◆ **Objective**: Look through the records below and collect all lines that hold the string "DEAB".

◆ **Data entries**:
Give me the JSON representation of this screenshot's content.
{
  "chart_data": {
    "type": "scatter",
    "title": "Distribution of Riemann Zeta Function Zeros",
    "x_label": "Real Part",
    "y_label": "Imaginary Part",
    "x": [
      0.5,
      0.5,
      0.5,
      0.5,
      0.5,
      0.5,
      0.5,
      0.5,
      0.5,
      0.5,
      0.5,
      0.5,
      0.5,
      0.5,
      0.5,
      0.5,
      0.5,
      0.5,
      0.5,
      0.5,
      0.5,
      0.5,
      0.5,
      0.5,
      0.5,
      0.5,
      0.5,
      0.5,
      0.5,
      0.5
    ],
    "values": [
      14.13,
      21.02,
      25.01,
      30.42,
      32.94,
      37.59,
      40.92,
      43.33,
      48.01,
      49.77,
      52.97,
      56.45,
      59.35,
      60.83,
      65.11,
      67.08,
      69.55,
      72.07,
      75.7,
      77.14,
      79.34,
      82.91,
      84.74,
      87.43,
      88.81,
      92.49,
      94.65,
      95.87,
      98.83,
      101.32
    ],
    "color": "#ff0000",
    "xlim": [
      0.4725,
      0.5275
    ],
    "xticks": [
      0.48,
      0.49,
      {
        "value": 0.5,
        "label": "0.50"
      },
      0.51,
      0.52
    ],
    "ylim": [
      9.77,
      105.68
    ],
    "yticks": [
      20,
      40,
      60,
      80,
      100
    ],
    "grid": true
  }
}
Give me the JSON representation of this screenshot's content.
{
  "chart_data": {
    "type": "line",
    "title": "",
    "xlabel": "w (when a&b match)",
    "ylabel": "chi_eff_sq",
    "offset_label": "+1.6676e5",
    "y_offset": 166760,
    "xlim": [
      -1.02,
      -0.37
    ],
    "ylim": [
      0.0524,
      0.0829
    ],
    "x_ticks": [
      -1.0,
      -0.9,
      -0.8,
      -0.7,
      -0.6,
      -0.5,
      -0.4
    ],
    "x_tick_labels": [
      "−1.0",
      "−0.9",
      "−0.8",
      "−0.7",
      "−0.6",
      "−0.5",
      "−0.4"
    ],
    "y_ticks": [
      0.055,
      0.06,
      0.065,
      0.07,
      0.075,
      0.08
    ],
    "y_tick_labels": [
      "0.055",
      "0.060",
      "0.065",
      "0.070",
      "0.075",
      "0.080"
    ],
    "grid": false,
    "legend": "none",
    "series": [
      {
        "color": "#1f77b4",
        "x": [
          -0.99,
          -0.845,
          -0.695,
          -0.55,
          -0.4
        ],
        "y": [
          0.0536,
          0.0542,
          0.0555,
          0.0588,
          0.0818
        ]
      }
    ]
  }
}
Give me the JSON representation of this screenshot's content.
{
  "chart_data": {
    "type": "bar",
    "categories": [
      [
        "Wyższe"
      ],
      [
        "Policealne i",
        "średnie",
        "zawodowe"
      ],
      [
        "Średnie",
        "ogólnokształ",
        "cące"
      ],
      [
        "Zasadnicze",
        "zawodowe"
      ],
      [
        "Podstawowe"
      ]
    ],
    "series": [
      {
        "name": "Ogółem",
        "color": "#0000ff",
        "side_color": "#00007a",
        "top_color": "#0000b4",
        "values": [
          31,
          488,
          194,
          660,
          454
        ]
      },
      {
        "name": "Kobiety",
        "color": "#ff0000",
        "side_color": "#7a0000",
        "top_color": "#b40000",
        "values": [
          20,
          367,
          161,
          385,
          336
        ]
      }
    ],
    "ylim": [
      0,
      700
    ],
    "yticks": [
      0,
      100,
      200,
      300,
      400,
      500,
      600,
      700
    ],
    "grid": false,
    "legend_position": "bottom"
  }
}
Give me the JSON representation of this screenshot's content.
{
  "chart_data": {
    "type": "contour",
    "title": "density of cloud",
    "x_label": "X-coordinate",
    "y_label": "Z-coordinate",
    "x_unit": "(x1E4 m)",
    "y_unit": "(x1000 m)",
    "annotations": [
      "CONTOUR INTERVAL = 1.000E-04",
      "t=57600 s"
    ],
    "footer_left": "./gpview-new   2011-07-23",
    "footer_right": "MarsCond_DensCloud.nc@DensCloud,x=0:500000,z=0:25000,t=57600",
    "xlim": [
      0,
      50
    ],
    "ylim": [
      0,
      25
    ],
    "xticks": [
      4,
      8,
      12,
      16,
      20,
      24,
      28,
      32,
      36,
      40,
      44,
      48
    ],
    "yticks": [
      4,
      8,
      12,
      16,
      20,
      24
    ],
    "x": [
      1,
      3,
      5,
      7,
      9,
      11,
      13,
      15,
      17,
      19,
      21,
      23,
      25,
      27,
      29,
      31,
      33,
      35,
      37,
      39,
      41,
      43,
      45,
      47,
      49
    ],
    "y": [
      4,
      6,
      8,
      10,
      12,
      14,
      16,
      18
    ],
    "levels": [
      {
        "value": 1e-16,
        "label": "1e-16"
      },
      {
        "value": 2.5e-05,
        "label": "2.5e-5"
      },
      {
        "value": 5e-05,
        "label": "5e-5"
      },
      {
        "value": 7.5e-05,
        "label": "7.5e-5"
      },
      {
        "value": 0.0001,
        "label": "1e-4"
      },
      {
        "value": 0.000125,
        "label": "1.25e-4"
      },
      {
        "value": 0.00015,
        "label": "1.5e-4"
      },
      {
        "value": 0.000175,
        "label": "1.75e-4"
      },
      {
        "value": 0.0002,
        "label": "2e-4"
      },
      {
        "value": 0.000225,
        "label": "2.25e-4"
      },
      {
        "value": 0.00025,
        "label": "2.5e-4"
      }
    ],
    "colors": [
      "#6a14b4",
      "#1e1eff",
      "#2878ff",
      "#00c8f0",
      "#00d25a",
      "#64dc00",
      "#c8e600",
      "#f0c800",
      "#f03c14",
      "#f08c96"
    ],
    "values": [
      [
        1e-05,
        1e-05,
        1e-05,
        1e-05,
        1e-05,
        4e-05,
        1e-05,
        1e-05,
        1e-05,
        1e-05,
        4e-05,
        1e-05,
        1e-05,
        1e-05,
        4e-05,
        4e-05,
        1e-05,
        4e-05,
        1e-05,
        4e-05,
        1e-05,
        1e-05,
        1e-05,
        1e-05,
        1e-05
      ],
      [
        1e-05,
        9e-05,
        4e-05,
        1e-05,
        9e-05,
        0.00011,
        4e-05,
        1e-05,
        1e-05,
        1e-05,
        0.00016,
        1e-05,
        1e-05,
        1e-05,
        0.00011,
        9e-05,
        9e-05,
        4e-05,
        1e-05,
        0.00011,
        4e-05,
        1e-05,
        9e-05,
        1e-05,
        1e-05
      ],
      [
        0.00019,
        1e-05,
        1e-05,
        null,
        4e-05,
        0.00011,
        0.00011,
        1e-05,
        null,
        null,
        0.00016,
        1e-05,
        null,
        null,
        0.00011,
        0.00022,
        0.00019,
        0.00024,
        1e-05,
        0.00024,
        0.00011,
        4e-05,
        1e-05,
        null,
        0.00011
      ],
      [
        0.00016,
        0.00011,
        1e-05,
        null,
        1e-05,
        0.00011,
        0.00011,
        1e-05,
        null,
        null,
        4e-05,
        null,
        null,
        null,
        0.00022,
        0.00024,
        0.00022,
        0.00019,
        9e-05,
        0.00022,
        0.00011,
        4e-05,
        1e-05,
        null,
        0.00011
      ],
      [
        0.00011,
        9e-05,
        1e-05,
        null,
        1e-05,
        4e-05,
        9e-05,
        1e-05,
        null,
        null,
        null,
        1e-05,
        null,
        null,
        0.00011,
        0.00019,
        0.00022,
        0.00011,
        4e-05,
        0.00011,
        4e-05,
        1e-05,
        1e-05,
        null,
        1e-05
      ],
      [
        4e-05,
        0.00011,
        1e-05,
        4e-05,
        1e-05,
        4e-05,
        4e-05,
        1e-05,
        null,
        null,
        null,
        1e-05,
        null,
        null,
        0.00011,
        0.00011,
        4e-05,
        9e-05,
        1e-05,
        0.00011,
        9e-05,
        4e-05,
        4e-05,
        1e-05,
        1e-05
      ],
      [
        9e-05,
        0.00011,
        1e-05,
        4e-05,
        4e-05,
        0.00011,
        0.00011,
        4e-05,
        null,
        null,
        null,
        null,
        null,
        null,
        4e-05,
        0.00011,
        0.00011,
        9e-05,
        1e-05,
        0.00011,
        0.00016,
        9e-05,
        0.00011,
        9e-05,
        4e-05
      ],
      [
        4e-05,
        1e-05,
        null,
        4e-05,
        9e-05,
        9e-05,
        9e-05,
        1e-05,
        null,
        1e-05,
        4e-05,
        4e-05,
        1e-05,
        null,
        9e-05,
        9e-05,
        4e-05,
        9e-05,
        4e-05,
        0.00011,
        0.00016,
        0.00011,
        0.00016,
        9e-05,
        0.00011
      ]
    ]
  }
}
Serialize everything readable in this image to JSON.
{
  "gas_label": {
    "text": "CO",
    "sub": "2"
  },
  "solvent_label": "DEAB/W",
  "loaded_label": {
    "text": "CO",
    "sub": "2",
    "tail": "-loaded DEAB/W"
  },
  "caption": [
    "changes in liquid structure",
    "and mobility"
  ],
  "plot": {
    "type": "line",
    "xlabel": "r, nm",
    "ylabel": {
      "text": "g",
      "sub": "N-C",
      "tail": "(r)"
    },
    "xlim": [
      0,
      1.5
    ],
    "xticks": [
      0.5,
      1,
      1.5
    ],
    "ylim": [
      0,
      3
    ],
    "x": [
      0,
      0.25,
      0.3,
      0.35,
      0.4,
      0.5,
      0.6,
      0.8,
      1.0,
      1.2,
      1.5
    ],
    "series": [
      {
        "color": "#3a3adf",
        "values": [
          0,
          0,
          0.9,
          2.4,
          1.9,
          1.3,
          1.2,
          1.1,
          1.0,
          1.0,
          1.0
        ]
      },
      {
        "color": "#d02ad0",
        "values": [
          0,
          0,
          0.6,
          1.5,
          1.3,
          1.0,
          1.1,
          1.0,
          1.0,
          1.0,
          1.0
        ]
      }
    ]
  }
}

◆ **Answer for the task**:
  "solvent_label": "DEAB/W",
    "tail": "-loaded DEAB/W"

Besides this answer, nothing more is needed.